[Your task] Your task is to copy every line of the records below that contains "wykonania".

Dataset excerpt:

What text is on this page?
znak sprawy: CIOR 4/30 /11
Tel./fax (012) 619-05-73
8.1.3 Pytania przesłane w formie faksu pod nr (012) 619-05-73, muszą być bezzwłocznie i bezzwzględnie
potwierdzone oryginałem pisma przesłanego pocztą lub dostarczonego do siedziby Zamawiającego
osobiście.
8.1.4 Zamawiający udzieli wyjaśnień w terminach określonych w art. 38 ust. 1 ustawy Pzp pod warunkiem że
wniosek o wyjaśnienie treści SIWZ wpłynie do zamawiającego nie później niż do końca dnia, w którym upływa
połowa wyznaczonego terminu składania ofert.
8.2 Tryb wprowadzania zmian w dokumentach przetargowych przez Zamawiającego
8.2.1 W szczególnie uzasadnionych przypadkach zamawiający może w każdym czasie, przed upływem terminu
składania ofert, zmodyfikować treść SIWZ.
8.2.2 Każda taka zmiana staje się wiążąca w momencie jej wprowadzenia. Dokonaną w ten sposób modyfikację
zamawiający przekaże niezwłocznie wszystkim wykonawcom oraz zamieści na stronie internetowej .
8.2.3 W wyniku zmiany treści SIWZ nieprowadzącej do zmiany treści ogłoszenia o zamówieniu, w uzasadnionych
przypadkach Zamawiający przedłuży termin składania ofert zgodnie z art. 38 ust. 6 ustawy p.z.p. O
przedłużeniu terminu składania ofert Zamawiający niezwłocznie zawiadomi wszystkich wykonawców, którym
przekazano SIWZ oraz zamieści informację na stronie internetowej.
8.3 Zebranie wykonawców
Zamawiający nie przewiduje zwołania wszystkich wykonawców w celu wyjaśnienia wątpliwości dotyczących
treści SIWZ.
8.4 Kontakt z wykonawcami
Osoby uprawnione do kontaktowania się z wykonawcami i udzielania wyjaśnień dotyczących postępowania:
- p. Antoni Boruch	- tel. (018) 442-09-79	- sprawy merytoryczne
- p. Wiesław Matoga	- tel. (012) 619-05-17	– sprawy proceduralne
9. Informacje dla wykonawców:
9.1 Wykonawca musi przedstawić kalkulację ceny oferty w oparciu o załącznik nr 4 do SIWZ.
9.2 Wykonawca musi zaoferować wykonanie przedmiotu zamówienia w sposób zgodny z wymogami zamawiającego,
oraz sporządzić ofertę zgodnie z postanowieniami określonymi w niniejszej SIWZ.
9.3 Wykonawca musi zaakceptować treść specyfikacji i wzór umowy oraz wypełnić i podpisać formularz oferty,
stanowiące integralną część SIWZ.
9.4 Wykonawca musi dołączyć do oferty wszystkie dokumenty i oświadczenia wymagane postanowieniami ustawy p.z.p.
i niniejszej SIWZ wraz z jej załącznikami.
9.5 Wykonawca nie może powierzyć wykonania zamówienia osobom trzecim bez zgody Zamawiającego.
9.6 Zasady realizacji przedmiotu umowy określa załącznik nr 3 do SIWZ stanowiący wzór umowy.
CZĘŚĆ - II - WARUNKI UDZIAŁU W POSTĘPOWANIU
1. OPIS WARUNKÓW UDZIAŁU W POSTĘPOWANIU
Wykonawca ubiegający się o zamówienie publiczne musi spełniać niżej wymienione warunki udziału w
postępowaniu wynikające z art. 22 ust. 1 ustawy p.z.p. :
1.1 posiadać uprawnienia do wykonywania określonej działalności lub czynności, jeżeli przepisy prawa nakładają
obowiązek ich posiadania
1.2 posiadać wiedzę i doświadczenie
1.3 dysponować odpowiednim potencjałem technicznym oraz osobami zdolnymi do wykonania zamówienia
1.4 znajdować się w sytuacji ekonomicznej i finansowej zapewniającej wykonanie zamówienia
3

[Task output]
9.5 Wykonawca nie może powierzyć wykonania zamówienia osobom trzecim bez zgody Zamawiającego.
1.3 dysponować odpowiednim potencjałem technicznym oraz osobami zdolnymi do wykonania zamówienia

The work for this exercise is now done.